§ Task prompt:
Collect each line of the records containing the string "Rankings".
-- start --
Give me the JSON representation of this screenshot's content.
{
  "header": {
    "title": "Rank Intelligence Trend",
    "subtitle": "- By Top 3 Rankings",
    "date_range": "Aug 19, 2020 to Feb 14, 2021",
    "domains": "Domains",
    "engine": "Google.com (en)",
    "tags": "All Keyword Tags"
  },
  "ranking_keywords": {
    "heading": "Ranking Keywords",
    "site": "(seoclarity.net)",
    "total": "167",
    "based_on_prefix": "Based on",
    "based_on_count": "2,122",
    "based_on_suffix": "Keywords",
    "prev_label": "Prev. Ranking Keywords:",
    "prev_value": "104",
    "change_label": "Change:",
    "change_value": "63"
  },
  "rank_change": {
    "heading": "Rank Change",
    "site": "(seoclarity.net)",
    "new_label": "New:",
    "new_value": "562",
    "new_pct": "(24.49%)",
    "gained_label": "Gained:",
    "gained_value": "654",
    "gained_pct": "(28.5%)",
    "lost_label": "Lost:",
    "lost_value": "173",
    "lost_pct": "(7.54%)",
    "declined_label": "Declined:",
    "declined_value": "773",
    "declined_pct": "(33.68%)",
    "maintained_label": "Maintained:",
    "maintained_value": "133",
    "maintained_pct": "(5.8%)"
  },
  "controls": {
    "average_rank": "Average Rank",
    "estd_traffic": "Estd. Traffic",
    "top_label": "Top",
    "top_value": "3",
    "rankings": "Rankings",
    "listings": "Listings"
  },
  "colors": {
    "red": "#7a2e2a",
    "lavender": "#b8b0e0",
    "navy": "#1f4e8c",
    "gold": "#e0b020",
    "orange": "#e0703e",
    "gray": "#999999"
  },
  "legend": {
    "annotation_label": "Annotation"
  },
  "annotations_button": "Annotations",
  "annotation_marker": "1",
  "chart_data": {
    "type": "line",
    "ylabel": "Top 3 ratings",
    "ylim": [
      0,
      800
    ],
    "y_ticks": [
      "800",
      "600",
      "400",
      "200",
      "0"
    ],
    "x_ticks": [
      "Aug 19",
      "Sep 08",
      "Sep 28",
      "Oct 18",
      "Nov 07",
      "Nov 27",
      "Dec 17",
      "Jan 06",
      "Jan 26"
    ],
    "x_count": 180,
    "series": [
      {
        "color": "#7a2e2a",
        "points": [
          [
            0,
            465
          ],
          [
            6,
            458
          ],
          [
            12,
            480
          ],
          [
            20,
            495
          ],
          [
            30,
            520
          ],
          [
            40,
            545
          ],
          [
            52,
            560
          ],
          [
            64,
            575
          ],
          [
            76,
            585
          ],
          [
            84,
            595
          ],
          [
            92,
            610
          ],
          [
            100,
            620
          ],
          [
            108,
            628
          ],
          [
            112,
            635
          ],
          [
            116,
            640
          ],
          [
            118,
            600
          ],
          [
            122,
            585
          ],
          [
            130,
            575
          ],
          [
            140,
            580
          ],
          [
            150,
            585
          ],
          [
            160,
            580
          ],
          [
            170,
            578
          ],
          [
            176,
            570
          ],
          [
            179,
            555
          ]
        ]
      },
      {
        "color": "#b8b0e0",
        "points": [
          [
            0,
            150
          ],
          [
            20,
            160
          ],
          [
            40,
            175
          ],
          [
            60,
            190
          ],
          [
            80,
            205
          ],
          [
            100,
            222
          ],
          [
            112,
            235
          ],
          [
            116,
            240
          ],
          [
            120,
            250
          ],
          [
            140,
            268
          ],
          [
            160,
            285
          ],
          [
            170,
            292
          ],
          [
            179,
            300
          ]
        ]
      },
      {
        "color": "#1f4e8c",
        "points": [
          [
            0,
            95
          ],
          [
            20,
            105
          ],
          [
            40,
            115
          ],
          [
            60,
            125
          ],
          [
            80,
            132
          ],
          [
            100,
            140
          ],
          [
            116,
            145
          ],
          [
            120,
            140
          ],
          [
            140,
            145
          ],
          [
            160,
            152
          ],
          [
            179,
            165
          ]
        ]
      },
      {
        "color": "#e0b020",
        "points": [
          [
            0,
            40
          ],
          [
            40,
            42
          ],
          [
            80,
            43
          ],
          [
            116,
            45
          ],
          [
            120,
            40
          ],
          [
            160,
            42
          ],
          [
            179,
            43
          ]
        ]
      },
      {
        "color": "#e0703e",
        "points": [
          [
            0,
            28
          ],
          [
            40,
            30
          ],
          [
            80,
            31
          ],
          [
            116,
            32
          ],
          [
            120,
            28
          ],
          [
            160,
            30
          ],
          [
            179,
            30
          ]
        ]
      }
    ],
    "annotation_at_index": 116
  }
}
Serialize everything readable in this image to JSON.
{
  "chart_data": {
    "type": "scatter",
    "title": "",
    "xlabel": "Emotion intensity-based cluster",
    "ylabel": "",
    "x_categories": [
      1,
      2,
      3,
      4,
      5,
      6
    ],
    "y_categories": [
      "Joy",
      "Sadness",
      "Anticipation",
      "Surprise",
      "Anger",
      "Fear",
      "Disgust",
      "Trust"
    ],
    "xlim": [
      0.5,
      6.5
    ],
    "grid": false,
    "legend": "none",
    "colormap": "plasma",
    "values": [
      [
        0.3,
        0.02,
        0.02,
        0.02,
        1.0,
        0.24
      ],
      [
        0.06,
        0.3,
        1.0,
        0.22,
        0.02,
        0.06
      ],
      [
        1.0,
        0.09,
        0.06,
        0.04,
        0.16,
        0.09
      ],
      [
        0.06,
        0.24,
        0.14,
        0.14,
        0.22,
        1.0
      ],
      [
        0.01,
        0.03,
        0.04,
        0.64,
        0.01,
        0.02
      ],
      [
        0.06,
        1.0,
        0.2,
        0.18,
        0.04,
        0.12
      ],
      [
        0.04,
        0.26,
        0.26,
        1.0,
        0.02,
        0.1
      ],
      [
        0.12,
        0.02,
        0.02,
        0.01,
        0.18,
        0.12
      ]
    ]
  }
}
-- end --
§ Problem solution:
    "subtitle": "- By Top 3 Rankings",
    "rankings": "Rankings",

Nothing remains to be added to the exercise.